■ SHORT PROBLEM ■
Write out the full set of records exactly. Any pictures in them do not belong in the copy.

■ DATA FOR THE TASK ■
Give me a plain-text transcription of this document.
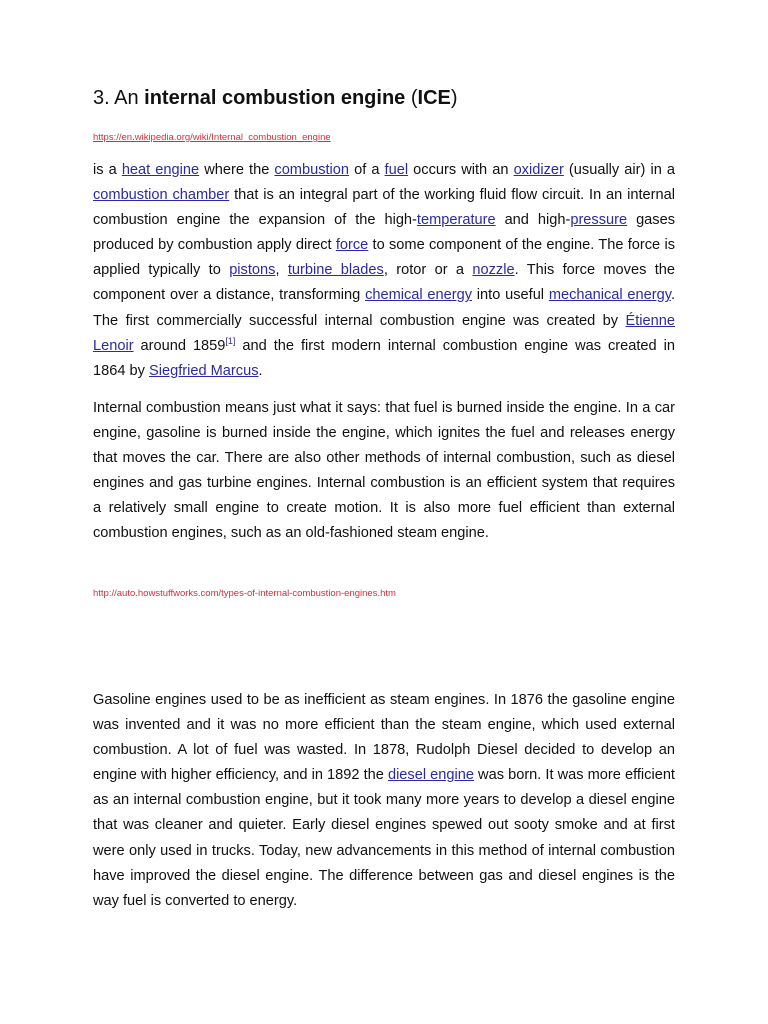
3. An internal combustion engine (ICE)
https://en.wikipedia.org/wiki/Internal_combustion_engine

is a heat engine where the combustion of a fuel occurs with an oxidizer (usually air) in a combustion chamber that is an integral part of the working fluid flow circuit. In an internal combustion engine the expansion of the high-temperature and high-pressure gases produced by combustion apply direct force to some component of the engine. The force is applied typically to pistons, turbine blades, rotor or a nozzle. This force moves the component over a distance, transforming chemical energy into useful mechanical energy. The first commercially successful internal combustion engine was created by Étienne Lenoir around 1859[1] and the first modern internal combustion engine was created in 1864 by Siegfried Marcus.

Internal combustion means just what it says: that fuel is burned inside the engine. In a car engine, gasoline is burned inside the engine, which ignites the fuel and releases energy that moves the car. There are also other methods of internal combustion, such as diesel engines and gas turbine engines. Internal combustion is an efficient system that requires a relatively small engine to create motion. It is also more fuel efficient than external combustion engines, such as an old-fashioned steam engine.

http://auto.howstuffworks.com/types-of-internal-combustion-engines.htm

Gasoline engines used to be as inefficient as steam engines. In 1876 the gasoline engine was invented and it was no more efficient than the steam engine, which used external combustion. A lot of fuel was wasted. In 1878, Rudolph Diesel decided to develop an engine with higher efficiency, and in 1892 the diesel engine was born. It was more efficient as an internal combustion engine, but it took many more years to develop a diesel engine that was cleaner and quieter. Early diesel engines spewed out sooty smoke and at first were only used in trucks. Today, new advancements in this method of internal combustion have improved the diesel engine. The difference between gas and diesel engines is the way fuel is converted to energy.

■ OUTPUT OF THE EXERCISE ■
Give me a plain-text transcription of this document.
3. An internal combustion engine (ICE)
https://en.wikipedia.org/wiki/Internal_combustion_engine

is a heat engine where the combustion of a fuel occurs with an oxidizer (usually air) in a combustion chamber that is an integral part of the working fluid flow circuit. In an internal combustion engine the expansion of the high-temperature and high-pressure gases produced by combustion apply direct force to some component of the engine. The force is applied typically to pistons, turbine blades, rotor or a nozzle. This force moves the component over a distance, transforming chemical energy into useful mechanical energy. The first commercially successful internal combustion engine was created by Étienne Lenoir around 1859[1] and the first modern internal combustion engine was created in 1864 by Siegfried Marcus.

Internal combustion means just what it says: that fuel is burned inside the engine. In a car engine, gasoline is burned inside the engine, which ignites the fuel and releases energy that moves the car. There are also other methods of internal combustion, such as diesel engines and gas turbine engines. Internal combustion is an efficient system that requires a relatively small engine to create motion. It is also more fuel efficient than external combustion engines, such as an old-fashioned steam engine.

http://auto.howstuffworks.com/types-of-internal-combustion-engines.htm

Gasoline engines used to be as inefficient as steam engines. In 1876 the gasoline engine was invented and it was no more efficient than the steam engine, which used external combustion. A lot of fuel was wasted. In 1878, Rudolph Diesel decided to develop an engine with higher efficiency, and in 1892 the diesel engine was born. It was more efficient as an internal combustion engine, but it took many more years to develop a diesel engine that was cleaner and quieter. Early diesel engines spewed out sooty smoke and at first were only used in trucks. Today, new advancements in this method of internal combustion have improved the diesel engine. The difference between gas and diesel engines is the way fuel is converted to energy.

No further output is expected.